= Written problem =
Every entry must be echoed exactly.

* Begin Provided records *

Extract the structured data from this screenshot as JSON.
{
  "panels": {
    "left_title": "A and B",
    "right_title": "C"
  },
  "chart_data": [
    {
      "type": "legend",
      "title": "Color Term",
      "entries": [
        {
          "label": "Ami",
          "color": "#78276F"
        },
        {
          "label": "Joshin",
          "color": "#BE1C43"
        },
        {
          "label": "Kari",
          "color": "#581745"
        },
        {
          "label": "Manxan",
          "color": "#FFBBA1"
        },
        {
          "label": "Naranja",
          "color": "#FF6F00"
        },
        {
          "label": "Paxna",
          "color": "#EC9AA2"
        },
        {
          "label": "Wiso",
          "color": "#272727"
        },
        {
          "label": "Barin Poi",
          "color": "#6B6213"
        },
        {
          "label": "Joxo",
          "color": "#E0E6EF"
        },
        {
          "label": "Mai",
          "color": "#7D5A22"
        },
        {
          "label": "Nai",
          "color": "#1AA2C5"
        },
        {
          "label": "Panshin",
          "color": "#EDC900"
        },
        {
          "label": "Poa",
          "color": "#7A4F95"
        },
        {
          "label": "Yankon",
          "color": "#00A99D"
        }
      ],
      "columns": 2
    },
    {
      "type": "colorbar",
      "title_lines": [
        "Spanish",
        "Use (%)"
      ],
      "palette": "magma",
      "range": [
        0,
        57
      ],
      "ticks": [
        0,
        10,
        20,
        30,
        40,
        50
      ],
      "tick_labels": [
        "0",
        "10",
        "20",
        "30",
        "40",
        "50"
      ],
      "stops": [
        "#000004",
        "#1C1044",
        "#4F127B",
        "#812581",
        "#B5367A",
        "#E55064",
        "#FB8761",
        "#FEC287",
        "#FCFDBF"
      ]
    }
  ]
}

* End Provided records *

= Response to the exercise =
Extract the structured data from this screenshot as JSON.
{
  "panels": {
    "left_title": "A and B",
    "right_title": "C"
  },
  "chart_data": [
    {
      "type": "legend",
      "title": "Color Term",
      "entries": [
        {
          "label": "Ami",
          "color": "#78276F"
        },
        {
          "label": "Joshin",
          "color": "#BE1C43"
        },
        {
          "label": "Kari",
          "color": "#581745"
        },
        {
          "label": "Manxan",
          "color": "#FFBBA1"
        },
        {
          "label": "Naranja",
          "color": "#FF6F00"
        },
        {
          "label": "Paxna",
          "color": "#EC9AA2"
        },
        {
          "label": "Wiso",
          "color": "#272727"
        },
        {
          "label": "Barin Poi",
          "color": "#6B6213"
        },
        {
          "label": "Joxo",
          "color": "#E0E6EF"
        },
        {
          "label": "Mai",
          "color": "#7D5A22"
        },
        {
          "label": "Nai",
          "color": "#1AA2C5"
        },
        {
          "label": "Panshin",
          "color": "#EDC900"
        },
        {
          "label": "Poa",
          "color": "#7A4F95"
        },
        {
          "label": "Yankon",
          "color": "#00A99D"
        }
      ],
      "columns": 2
    },
    {
      "type": "colorbar",
      "title_lines": [
        "Spanish",
        "Use (%)"
      ],
      "palette": "magma",
      "range": [
        0,
        57
      ],
      "ticks": [
        0,
        10,
        20,
        30,
        40,
        50
      ],
      "tick_labels": [
        "0",
        "10",
        "20",
        "30",
        "40",
        "50"
      ],
      "stops": [
        "#000004",
        "#1C1044",
        "#4F127B",
        "#812581",
        "#B5367A",
        "#E55064",
        "#FB8761",
        "#FEC287",
        "#FCFDBF"
      ]
    }
  ]
}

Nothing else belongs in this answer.